This timely resource exposes the false philosophical doctrines that crossed the Atlantic to threaten America, giving rise to the ensuing battle for her cherished liberty that continues in our day.


The appearance of the United States of America on the stage of history displayed drama of the highest order. Adoption of the constitution in 1789 culminated an epic struggle for liberty through self-government beginning one hundred and fifty years before in the early settlements of Jamestown and Plymouth Plantation. With the New World secure in its hard won vision of liberty, ways of the Old World receded as it pondered its future, the signs of which began to emergence in destructive doctrines that would reap dire consequences.

The first of these doctrines appeared in France. Rationalism, the notion that truth derived out of man’s wisdom alone, promoted by the French philosopher Voltaire (1694-1778) and Romanticism, the elevation of man’s emotions and imagination as the basis of truth, popularized by another French philosopher, Jean-Jacques Rousseau (1712-1778) helped launch the Age of Reason/Enlightenment. Such doctrines rejected the concept of Absolute Truth, the existence of unalterable truth outside of human reason and emotion. Its adherents believe this absolute truth resides in the creator God of the Judeo-Christian bible. Both Voltaire and Rousseau advocated revolution as a means for establishing societal order based on their doctrines, best demonstrated by the 1793 Reign of Terror during the French Revolution.

The doctrines of the French philosophers found their way into the German universitieswhere they merged with idealism, as espoused by Immanuel Kant (1724-1804) basing thoughts and actions on perception rather than reality and dialectic reasoning, the belief that constant conflict and change results in continual progress articulated by G.W.F. Hegel (1770-1831). This merger produced a renewed interest in the Greek idea of relativism, the proposition that truth is relative to the beliefs of a particular group or individual. Friedrich Schleiermacher (1768-1834) introduced these fallacies to his field of theology giving birth to Theological Liberalism, a movement that challenged the Bible as the inspired word of God. This wave of revolutionary thought became the focus of teaching, initially in the German universities, than throughout Europe.

Layout dataset entries
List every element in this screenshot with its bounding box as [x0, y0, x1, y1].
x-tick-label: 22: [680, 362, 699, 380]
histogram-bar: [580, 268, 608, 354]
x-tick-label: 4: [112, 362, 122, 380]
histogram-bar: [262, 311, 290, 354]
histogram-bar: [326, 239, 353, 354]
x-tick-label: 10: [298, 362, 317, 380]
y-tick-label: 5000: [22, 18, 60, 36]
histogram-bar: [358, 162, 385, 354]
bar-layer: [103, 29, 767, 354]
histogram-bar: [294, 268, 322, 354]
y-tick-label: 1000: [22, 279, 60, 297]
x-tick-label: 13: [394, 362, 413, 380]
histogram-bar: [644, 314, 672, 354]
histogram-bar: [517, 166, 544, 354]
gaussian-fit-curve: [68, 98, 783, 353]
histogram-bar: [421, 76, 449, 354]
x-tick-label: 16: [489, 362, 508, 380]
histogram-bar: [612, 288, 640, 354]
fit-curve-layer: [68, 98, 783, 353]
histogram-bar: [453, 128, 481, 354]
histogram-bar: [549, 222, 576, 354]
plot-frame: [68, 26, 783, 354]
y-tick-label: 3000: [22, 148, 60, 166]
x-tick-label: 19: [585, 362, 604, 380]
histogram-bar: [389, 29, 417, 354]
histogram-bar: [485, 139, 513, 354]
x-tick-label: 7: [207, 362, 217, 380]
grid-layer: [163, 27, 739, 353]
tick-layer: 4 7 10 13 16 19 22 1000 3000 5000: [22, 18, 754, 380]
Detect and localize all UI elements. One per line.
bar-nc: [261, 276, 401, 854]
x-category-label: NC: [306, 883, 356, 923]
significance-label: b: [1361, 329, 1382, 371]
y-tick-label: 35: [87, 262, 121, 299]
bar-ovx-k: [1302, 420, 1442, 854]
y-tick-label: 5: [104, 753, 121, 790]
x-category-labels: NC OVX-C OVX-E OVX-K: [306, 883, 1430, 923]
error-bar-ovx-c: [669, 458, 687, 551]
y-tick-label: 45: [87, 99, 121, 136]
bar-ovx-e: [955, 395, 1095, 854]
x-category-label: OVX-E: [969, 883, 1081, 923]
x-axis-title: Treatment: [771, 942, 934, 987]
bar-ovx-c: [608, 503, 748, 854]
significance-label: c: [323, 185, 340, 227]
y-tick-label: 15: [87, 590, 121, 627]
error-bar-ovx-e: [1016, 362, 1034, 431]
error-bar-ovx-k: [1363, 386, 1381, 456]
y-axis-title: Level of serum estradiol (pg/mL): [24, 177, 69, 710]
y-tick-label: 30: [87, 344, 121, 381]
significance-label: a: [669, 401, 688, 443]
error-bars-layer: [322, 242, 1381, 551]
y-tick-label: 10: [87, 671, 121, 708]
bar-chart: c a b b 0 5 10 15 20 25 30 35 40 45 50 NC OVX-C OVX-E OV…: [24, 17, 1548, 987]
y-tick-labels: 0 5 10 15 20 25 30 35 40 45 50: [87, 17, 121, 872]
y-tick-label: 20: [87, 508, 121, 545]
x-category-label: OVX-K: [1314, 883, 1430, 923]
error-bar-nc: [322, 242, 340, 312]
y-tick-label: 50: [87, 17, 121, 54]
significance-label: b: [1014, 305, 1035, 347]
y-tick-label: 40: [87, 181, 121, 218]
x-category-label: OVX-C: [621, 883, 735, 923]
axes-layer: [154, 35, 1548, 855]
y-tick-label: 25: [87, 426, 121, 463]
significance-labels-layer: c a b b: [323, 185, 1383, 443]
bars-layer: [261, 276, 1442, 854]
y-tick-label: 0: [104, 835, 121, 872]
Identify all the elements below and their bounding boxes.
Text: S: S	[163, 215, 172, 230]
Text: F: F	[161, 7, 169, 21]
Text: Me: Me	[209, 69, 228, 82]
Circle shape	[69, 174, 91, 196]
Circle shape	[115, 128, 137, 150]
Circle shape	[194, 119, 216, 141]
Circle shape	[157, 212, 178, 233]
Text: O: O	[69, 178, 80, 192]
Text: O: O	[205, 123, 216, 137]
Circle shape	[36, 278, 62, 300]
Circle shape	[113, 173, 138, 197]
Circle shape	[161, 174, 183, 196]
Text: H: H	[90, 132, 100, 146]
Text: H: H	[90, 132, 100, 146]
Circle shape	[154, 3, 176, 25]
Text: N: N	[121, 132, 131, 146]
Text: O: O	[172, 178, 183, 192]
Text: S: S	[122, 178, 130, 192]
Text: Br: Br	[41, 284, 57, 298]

THINGS TO DO:
- a) Answer these questions from the passage on philosophical doctrines:
(i) In what year was the constitution adopted?
(ii) Which French philosopher popularized Romanticism?
(iii) Who introduced these fallacies to theology, and what movement resulted?
- b) Decide whether each statement agrees with the passage on philosophical doctrines. Answer yes or no and quote the words that decide it.
(i) Rationalism held that truth came from man's wisdom alone.
(ii) Hegel is the thinker credited with espousing idealism.
(iii) Voltaire and Rousseau opposed revolution.
- c) Output everything in the passage on philosophical doctrines from "The doctrines of" down to "than throughout Europe.".

COMPLETED EXERCISE:
- a)
(i) 1789
(ii) Jean-Jacques Rousseau
(iii) Friedrich Schleiermacher. The result was Theological Liberalism.

- b)
(i) Yes: "Rationalism, the notion that truth derived out of man’s wisdom alone"
(ii) No: "idealism, as espoused by Immanuel Kant (1724-1804)"
(iii) No: "Both Voltaire and Rousseau advocated revolution as a means for establishing societal order"

- c)
The doctrines of the French philosophers found their way into the German universitieswhere they merged with idealism, as espoused by Immanuel Kant (1724-1804) basing thoughts and actions on perception rather than reality and dialectic reasoning, the belief that constant conflict and change results in continual progress articulated by G.W.F. Hegel (1770-1831). This merger produced a renewed interest in the Greek idea of relativism, the proposition that truth is relative to the beliefs of a particular group or individual. Friedrich Schleiermacher (1768-1834) introduced these fallacies to his field of theology giving birth to Theological Liberalism, a movement that challenged the Bible as the inspired word of God. This wave of revolutionary thought became the focus of teaching, initially in the German universities, than throughout Europe.